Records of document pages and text

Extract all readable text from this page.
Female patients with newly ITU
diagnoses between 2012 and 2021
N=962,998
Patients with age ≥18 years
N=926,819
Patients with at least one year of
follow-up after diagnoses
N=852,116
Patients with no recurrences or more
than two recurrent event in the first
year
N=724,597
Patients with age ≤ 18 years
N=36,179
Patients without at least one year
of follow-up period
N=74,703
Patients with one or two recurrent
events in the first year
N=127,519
...
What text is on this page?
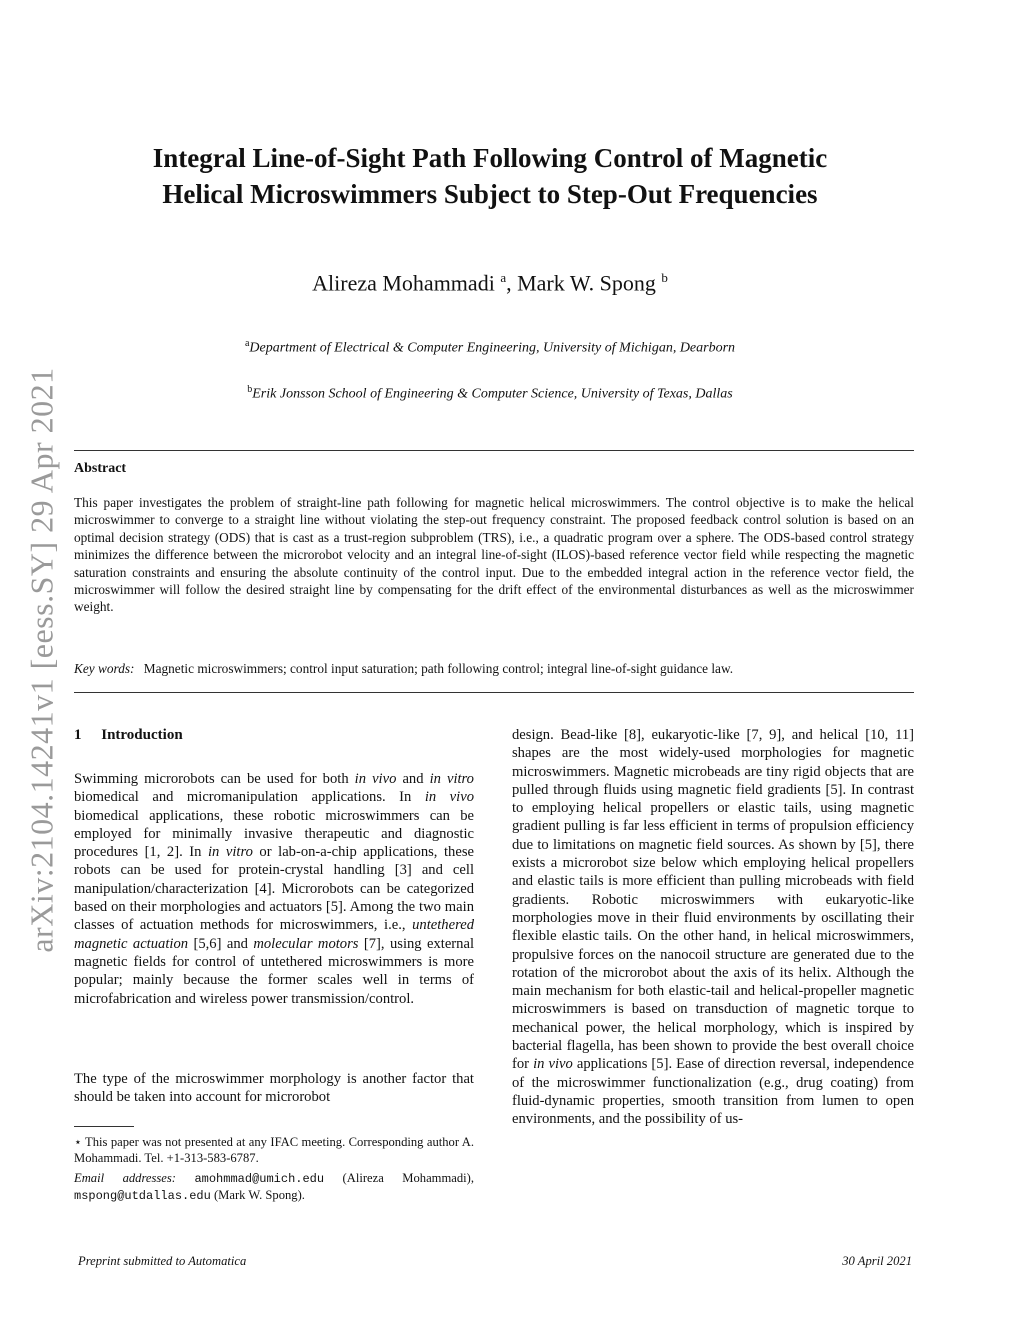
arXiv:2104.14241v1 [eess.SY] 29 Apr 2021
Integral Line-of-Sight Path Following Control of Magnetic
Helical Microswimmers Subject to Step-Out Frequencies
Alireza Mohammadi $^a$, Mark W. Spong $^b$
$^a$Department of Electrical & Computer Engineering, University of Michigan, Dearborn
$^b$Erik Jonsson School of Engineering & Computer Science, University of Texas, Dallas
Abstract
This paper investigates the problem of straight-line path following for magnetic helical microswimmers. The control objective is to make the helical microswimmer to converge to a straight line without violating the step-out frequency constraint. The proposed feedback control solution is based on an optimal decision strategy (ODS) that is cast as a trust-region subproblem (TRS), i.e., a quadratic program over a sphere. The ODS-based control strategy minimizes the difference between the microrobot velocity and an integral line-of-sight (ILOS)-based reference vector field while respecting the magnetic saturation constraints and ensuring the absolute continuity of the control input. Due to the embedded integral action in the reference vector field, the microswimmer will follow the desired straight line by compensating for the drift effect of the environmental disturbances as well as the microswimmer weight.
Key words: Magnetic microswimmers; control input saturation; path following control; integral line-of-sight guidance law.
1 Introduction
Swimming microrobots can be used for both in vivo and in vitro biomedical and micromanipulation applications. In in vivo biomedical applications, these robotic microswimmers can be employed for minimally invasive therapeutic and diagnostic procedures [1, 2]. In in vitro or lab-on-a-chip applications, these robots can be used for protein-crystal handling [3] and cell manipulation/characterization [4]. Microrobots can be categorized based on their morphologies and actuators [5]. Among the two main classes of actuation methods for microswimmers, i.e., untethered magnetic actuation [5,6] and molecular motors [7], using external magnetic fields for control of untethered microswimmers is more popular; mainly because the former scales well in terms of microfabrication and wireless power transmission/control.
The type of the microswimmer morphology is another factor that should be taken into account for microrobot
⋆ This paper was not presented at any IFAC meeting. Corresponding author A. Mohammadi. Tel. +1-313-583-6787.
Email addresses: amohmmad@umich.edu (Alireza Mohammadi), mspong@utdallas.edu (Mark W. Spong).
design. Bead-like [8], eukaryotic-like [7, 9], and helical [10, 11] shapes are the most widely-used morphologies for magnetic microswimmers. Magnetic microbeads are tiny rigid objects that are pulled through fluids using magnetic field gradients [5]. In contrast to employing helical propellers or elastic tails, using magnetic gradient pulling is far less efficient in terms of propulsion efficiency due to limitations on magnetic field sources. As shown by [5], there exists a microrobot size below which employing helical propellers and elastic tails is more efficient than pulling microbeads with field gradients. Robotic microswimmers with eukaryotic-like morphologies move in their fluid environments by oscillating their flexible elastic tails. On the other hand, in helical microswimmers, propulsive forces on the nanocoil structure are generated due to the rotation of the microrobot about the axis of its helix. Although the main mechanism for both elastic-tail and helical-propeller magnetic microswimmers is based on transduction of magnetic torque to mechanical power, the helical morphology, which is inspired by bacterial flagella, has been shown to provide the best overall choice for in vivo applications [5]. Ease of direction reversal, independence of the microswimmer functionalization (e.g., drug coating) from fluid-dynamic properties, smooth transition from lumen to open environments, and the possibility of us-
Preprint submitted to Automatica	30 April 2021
---
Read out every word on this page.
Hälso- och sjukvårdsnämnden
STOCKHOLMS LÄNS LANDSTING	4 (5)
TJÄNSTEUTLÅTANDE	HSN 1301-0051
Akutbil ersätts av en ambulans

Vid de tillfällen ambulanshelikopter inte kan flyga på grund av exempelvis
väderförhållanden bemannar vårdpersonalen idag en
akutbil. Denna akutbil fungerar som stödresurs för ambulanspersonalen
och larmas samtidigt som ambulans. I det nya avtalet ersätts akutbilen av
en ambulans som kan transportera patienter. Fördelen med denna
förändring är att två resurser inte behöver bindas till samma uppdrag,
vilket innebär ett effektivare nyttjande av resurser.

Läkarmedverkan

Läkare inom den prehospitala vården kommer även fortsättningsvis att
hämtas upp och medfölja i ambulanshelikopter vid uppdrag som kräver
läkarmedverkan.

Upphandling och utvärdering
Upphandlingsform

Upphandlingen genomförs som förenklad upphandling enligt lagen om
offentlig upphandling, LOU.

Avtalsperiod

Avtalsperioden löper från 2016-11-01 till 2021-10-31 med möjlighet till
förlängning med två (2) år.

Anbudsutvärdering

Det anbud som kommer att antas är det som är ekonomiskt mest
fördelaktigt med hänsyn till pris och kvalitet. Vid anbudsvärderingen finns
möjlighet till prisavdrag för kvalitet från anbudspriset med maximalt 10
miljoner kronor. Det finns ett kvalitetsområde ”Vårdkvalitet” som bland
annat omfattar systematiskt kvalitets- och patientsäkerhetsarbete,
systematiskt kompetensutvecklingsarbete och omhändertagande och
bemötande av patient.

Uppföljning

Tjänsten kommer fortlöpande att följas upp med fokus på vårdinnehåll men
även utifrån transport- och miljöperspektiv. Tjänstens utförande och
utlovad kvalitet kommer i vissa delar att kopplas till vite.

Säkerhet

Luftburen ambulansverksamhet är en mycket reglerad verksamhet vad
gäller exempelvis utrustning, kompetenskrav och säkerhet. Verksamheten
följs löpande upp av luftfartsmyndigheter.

BRIEF
Wherever the word "University" occurs in the data, copy that whole line.

YOUR RESPONSE
$^a$Department of Electrical & Computer Engineering, University of Michigan, Dearborn
$^b$Erik Jonsson School of Engineering & Computer Science, University of Texas, Dallas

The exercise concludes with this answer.